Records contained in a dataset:
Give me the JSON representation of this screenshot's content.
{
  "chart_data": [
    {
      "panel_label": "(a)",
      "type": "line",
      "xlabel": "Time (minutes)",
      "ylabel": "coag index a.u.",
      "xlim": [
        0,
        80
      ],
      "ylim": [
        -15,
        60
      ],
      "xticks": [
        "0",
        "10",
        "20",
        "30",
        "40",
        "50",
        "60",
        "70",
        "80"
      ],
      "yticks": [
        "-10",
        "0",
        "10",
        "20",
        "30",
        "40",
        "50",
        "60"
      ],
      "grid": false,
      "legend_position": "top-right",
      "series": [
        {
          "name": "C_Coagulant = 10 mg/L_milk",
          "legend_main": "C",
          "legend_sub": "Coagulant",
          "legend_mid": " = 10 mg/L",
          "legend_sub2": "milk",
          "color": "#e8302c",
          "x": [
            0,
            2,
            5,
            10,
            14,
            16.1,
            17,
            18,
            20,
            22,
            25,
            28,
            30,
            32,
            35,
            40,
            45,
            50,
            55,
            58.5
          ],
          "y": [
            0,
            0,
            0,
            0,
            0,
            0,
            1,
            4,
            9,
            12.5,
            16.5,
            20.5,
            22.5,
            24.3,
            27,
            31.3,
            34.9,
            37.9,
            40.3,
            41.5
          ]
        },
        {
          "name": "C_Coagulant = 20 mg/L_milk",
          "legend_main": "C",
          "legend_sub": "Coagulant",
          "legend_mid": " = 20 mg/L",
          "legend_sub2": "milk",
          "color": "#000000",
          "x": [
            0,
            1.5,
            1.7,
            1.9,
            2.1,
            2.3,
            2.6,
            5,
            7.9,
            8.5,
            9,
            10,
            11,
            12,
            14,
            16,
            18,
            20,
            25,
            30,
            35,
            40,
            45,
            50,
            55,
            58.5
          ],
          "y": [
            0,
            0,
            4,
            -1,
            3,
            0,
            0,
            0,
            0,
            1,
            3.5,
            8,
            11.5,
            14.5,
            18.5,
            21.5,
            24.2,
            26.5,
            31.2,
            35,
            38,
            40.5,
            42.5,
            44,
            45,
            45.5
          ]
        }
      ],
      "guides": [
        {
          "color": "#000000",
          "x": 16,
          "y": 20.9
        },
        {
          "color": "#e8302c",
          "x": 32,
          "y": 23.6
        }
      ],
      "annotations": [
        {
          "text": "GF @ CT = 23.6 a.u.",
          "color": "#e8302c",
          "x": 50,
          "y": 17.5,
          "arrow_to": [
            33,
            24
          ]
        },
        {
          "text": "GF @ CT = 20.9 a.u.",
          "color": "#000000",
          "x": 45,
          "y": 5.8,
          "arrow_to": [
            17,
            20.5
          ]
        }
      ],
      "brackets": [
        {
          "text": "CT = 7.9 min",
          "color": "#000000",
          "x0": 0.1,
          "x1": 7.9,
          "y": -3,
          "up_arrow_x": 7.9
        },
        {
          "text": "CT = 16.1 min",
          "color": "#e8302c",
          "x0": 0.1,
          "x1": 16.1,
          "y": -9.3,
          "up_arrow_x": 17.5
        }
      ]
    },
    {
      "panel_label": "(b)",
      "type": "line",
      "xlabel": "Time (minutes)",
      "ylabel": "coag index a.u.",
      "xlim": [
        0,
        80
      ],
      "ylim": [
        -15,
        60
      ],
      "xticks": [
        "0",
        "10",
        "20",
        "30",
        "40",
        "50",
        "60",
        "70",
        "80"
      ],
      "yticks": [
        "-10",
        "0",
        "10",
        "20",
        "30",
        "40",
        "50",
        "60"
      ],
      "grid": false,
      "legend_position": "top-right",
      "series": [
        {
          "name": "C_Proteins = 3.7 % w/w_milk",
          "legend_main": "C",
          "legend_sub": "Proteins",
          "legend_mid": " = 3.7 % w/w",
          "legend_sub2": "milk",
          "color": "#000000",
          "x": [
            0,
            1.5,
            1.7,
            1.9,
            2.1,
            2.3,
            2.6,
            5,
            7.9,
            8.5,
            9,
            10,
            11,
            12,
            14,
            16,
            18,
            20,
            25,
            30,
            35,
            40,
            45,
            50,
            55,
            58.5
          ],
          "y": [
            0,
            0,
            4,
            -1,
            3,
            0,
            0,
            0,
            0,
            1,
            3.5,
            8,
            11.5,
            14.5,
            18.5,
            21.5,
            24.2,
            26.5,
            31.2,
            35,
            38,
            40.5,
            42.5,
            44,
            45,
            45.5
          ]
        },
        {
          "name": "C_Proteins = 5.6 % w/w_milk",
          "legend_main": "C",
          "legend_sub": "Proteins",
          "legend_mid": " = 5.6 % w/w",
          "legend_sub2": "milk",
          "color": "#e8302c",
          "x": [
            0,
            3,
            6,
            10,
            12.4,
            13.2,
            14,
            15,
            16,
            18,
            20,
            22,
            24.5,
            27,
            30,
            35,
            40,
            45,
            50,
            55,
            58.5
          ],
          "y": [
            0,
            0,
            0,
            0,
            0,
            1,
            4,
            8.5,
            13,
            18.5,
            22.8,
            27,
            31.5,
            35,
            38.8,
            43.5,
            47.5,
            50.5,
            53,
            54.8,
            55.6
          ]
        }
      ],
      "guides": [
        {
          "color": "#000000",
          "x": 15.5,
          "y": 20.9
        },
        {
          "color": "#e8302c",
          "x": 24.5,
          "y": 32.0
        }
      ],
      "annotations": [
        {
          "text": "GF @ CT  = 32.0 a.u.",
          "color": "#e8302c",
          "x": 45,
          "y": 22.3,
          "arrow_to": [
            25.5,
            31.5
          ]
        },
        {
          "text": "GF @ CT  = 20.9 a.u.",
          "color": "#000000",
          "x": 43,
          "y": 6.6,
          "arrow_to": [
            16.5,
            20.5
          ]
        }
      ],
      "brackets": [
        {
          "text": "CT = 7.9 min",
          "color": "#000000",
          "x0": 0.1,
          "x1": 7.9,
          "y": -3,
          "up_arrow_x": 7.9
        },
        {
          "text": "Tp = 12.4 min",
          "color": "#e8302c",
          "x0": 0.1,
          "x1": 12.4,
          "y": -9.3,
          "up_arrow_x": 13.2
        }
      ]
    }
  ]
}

(What the task asks):
Repeat each of the records exactly as written.

(Output of the exercise):
Give me the JSON representation of this screenshot's content.
{
  "chart_data": [
    {
      "panel_label": "(a)",
      "type": "line",
      "xlabel": "Time (minutes)",
      "ylabel": "coag index a.u.",
      "xlim": [
        0,
        80
      ],
      "ylim": [
        -15,
        60
      ],
      "xticks": [
        "0",
        "10",
        "20",
        "30",
        "40",
        "50",
        "60",
        "70",
        "80"
      ],
      "yticks": [
        "-10",
        "0",
        "10",
        "20",
        "30",
        "40",
        "50",
        "60"
      ],
      "grid": false,
      "legend_position": "top-right",
      "series": [
        {
          "name": "C_Coagulant = 10 mg/L_milk",
          "legend_main": "C",
          "legend_sub": "Coagulant",
          "legend_mid": " = 10 mg/L",
          "legend_sub2": "milk",
          "color": "#e8302c",
          "x": [
            0,
            2,
            5,
            10,
            14,
            16.1,
            17,
            18,
            20,
            22,
            25,
            28,
            30,
            32,
            35,
            40,
            45,
            50,
            55,
            58.5
          ],
          "y": [
            0,
            0,
            0,
            0,
            0,
            0,
            1,
            4,
            9,
            12.5,
            16.5,
            20.5,
            22.5,
            24.3,
            27,
            31.3,
            34.9,
            37.9,
            40.3,
            41.5
          ]
        },
        {
          "name": "C_Coagulant = 20 mg/L_milk",
          "legend_main": "C",
          "legend_sub": "Coagulant",
          "legend_mid": " = 20 mg/L",
          "legend_sub2": "milk",
          "color": "#000000",
          "x": [
            0,
            1.5,
            1.7,
            1.9,
            2.1,
            2.3,
            2.6,
            5,
            7.9,
            8.5,
            9,
            10,
            11,
            12,
            14,
            16,
            18,
            20,
            25,
            30,
            35,
            40,
            45,
            50,
            55,
            58.5
          ],
          "y": [
            0,
            0,
            4,
            -1,
            3,
            0,
            0,
            0,
            0,
            1,
            3.5,
            8,
            11.5,
            14.5,
            18.5,
            21.5,
            24.2,
            26.5,
            31.2,
            35,
            38,
            40.5,
            42.5,
            44,
            45,
            45.5
          ]
        }
      ],
      "guides": [
        {
          "color": "#000000",
          "x": 16,
          "y": 20.9
        },
        {
          "color": "#e8302c",
          "x": 32,
          "y": 23.6
        }
      ],
      "annotations": [
        {
          "text": "GF @ CT = 23.6 a.u.",
          "color": "#e8302c",
          "x": 50,
          "y": 17.5,
          "arrow_to": [
            33,
            24
          ]
        },
        {
          "text": "GF @ CT = 20.9 a.u.",
          "color": "#000000",
          "x": 45,
          "y": 5.8,
          "arrow_to": [
            17,
            20.5
          ]
        }
      ],
      "brackets": [
        {
          "text": "CT = 7.9 min",
          "color": "#000000",
          "x0": 0.1,
          "x1": 7.9,
          "y": -3,
          "up_arrow_x": 7.9
        },
        {
          "text": "CT = 16.1 min",
          "color": "#e8302c",
          "x0": 0.1,
          "x1": 16.1,
          "y": -9.3,
          "up_arrow_x": 17.5
        }
      ]
    },
    {
      "panel_label": "(b)",
      "type": "line",
      "xlabel": "Time (minutes)",
      "ylabel": "coag index a.u.",
      "xlim": [
        0,
        80
      ],
      "ylim": [
        -15,
        60
      ],
      "xticks": [
        "0",
        "10",
        "20",
        "30",
        "40",
        "50",
        "60",
        "70",
        "80"
      ],
      "yticks": [
        "-10",
        "0",
        "10",
        "20",
        "30",
        "40",
        "50",
        "60"
      ],
      "grid": false,
      "legend_position": "top-right",
      "series": [
        {
          "name": "C_Proteins = 3.7 % w/w_milk",
          "legend_main": "C",
          "legend_sub": "Proteins",
          "legend_mid": " = 3.7 % w/w",
          "legend_sub2": "milk",
          "color": "#000000",
          "x": [
            0,
            1.5,
            1.7,
            1.9,
            2.1,
            2.3,
            2.6,
            5,
            7.9,
            8.5,
            9,
            10,
            11,
            12,
            14,
            16,
            18,
            20,
            25,
            30,
            35,
            40,
            45,
            50,
            55,
            58.5
          ],
          "y": [
            0,
            0,
            4,
            -1,
            3,
            0,
            0,
            0,
            0,
            1,
            3.5,
            8,
            11.5,
            14.5,
            18.5,
            21.5,
            24.2,
            26.5,
            31.2,
            35,
            38,
            40.5,
            42.5,
            44,
            45,
            45.5
          ]
        },
        {
          "name": "C_Proteins = 5.6 % w/w_milk",
          "legend_main": "C",
          "legend_sub": "Proteins",
          "legend_mid": " = 5.6 % w/w",
          "legend_sub2": "milk",
          "color": "#e8302c",
          "x": [
            0,
            3,
            6,
            10,
            12.4,
            13.2,
            14,
            15,
            16,
            18,
            20,
            22,
            24.5,
            27,
            30,
            35,
            40,
            45,
            50,
            55,
            58.5
          ],
          "y": [
            0,
            0,
            0,
            0,
            0,
            1,
            4,
            8.5,
            13,
            18.5,
            22.8,
            27,
            31.5,
            35,
            38.8,
            43.5,
            47.5,
            50.5,
            53,
            54.8,
            55.6
          ]
        }
      ],
      "guides": [
        {
          "color": "#000000",
          "x": 15.5,
          "y": 20.9
        },
        {
          "color": "#e8302c",
          "x": 24.5,
          "y": 32.0
        }
      ],
      "annotations": [
        {
          "text": "GF @ CT  = 32.0 a.u.",
          "color": "#e8302c",
          "x": 45,
          "y": 22.3,
          "arrow_to": [
            25.5,
            31.5
          ]
        },
        {
          "text": "GF @ CT  = 20.9 a.u.",
          "color": "#000000",
          "x": 43,
          "y": 6.6,
          "arrow_to": [
            16.5,
            20.5
          ]
        }
      ],
      "brackets": [
        {
          "text": "CT = 7.9 min",
          "color": "#000000",
          "x0": 0.1,
          "x1": 7.9,
          "y": -3,
          "up_arrow_x": 7.9
        },
        {
          "text": "Tp = 12.4 min",
          "color": "#e8302c",
          "x0": 0.1,
          "x1": 12.4,
          "y": -9.3,
          "up_arrow_x": 13.2
        }
      ]
    }
  ]
}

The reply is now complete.